*** TASK DATA ***
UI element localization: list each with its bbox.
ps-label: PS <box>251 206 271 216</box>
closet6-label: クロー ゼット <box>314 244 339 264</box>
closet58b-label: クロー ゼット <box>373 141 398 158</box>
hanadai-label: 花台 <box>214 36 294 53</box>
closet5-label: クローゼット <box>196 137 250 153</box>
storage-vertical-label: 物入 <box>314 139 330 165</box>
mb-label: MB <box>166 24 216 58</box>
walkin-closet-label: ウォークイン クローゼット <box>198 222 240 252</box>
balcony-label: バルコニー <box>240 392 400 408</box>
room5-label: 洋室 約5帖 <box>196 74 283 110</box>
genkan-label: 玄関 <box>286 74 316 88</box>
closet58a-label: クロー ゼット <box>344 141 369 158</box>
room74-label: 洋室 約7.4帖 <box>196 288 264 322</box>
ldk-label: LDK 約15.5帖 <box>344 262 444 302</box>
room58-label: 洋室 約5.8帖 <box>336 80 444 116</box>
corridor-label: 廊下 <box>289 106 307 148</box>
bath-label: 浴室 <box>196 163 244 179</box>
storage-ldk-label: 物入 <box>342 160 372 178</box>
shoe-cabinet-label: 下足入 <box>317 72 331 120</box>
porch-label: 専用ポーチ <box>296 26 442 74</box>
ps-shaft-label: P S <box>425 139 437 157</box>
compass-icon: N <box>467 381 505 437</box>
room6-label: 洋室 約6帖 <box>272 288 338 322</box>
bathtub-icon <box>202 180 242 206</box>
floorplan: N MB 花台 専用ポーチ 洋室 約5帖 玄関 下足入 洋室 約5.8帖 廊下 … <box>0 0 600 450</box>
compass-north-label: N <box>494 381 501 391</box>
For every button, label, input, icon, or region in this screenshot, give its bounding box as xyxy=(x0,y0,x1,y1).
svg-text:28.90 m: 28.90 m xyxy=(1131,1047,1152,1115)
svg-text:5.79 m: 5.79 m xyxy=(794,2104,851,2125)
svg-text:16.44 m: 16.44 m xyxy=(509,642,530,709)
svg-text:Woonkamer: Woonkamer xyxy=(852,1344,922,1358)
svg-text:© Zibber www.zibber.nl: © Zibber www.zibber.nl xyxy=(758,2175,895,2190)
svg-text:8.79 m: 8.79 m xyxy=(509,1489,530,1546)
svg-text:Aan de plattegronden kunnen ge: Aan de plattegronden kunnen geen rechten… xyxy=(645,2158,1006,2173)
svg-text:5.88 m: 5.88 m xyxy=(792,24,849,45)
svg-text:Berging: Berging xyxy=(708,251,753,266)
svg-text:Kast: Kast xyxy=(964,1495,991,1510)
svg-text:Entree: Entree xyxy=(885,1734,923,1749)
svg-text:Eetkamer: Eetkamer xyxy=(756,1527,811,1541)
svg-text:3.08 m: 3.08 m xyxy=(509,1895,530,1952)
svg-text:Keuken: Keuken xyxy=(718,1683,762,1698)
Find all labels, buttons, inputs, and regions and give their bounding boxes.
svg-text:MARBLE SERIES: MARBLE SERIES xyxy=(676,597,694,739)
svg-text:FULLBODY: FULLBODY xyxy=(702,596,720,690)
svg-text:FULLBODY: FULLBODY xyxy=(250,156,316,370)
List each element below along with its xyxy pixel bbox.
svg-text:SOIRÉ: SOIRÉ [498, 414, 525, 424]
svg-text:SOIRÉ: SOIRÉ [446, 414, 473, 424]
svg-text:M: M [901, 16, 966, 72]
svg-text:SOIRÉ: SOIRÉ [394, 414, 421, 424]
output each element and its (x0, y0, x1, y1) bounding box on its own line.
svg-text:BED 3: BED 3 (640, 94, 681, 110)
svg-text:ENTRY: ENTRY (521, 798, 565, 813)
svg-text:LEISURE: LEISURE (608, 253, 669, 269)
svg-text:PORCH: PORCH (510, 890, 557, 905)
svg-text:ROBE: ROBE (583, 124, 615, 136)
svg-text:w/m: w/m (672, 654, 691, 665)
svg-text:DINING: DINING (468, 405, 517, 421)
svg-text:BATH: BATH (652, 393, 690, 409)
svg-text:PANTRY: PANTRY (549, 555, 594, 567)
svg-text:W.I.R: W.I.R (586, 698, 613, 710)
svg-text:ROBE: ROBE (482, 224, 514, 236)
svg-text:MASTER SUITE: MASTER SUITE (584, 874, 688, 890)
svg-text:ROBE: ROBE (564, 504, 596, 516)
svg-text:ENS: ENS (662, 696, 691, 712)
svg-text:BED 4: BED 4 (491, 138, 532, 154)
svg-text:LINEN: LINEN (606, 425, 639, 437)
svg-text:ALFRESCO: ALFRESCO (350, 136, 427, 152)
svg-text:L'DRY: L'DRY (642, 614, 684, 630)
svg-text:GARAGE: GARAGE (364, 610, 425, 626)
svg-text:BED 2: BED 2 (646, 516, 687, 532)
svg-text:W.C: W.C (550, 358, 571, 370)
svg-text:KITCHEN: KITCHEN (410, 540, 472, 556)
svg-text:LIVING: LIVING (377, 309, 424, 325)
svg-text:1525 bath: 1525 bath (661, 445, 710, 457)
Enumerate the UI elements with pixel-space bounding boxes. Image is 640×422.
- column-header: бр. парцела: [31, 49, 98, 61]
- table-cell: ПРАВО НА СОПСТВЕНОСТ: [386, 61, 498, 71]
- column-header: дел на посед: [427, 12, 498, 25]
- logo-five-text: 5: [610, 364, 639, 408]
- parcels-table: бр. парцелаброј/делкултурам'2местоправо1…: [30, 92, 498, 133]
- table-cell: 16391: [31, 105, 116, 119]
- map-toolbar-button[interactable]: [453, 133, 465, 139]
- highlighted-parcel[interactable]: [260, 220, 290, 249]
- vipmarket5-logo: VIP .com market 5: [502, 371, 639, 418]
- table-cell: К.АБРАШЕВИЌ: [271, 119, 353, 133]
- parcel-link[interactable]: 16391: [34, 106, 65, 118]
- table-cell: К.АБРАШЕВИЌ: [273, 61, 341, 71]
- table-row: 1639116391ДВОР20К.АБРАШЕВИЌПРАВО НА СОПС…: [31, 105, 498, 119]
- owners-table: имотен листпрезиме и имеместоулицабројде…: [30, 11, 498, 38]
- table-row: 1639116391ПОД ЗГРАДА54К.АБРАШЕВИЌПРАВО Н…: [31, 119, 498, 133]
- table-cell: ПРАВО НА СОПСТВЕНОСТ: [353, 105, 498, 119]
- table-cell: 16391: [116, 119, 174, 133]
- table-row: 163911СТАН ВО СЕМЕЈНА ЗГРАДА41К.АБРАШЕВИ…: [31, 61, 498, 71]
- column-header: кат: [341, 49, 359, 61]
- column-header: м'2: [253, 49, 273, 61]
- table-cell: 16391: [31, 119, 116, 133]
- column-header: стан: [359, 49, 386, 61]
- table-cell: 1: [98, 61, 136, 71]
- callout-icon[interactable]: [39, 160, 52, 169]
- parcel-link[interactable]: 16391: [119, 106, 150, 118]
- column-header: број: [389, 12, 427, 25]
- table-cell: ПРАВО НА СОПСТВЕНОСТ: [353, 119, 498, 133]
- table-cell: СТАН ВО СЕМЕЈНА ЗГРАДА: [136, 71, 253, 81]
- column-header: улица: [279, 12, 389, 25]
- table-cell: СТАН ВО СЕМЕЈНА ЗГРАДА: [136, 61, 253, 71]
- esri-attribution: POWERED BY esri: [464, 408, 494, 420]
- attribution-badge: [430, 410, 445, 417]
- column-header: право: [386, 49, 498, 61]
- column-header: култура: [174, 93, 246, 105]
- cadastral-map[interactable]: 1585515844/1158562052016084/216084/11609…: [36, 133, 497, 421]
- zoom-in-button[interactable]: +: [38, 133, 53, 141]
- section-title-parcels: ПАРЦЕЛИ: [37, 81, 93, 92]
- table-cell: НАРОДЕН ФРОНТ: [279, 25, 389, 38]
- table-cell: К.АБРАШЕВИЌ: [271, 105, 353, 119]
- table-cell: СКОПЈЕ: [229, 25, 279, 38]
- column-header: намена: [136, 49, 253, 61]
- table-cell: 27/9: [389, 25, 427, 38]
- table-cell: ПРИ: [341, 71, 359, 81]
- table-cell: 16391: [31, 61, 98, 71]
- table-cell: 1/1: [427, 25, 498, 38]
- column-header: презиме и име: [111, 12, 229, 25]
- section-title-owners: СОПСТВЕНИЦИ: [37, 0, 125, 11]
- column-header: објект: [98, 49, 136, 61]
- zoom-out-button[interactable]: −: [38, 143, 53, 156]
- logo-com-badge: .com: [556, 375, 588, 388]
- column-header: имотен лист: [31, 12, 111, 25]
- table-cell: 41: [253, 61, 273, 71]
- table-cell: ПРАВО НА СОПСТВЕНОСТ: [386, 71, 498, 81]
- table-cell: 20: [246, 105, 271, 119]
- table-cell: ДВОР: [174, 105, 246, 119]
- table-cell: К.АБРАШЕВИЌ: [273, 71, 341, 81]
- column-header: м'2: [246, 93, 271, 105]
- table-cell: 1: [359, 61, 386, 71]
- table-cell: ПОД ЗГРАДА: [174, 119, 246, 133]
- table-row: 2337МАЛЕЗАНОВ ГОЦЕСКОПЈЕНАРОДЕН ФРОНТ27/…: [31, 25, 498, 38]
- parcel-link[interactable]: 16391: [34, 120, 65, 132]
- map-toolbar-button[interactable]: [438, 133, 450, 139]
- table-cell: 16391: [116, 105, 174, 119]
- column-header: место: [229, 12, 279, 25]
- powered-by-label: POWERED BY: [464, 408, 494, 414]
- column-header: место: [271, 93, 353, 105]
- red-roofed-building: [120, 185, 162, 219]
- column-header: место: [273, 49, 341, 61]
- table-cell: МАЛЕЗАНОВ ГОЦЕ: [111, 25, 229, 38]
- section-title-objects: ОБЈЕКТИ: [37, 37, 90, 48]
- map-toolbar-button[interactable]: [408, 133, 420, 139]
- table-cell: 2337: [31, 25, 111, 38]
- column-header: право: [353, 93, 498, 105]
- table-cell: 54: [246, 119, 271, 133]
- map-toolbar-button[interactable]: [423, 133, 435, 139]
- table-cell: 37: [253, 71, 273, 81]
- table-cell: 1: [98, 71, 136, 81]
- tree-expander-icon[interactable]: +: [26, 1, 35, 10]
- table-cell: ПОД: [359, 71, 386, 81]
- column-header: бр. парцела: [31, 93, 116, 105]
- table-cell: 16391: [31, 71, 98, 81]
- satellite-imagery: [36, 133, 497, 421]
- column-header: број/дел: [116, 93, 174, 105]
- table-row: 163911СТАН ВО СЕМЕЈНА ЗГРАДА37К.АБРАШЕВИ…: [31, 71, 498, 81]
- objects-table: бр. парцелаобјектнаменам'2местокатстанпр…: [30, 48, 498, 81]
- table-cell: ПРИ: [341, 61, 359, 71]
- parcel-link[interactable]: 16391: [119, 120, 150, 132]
***
Please rewrite the records from the start through the line containing "ps-shaft-label: P S", inclusive, substituting "bounding box" for "bbox" and leaving everything else unchanged.

UI element localization: list each with its bounding box.
ps-label: PS <box>251 206 271 216</box>
closet6-label: クロー ゼット <box>314 244 339 264</box>
closet58b-label: クロー ゼット <box>373 141 398 158</box>
hanadai-label: 花台 <box>214 36 294 53</box>
closet5-label: クローゼット <box>196 137 250 153</box>
storage-vertical-label: 物入 <box>314 139 330 165</box>
mb-label: MB <box>166 24 216 58</box>
walkin-closet-label: ウォークイン クローゼット <box>198 222 240 252</box>
balcony-label: バルコニー <box>240 392 400 408</box>
room5-label: 洋室 約5帖 <box>196 74 283 110</box>
genkan-label: 玄関 <box>286 74 316 88</box>
closet58a-label: クロー ゼット <box>344 141 369 158</box>
room74-label: 洋室 約7.4帖 <box>196 288 264 322</box>
ldk-label: LDK 約15.5帖 <box>344 262 444 302</box>
room58-label: 洋室 約5.8帖 <box>336 80 444 116</box>
corridor-label: 廊下 <box>289 106 307 148</box>
bath-label: 浴室 <box>196 163 244 179</box>
storage-ldk-label: 物入 <box>342 160 372 178</box>
shoe-cabinet-label: 下足入 <box>317 72 331 120</box>
porch-label: 専用ポーチ <box>296 26 442 74</box>
ps-shaft-label: P S <box>425 139 437 157</box>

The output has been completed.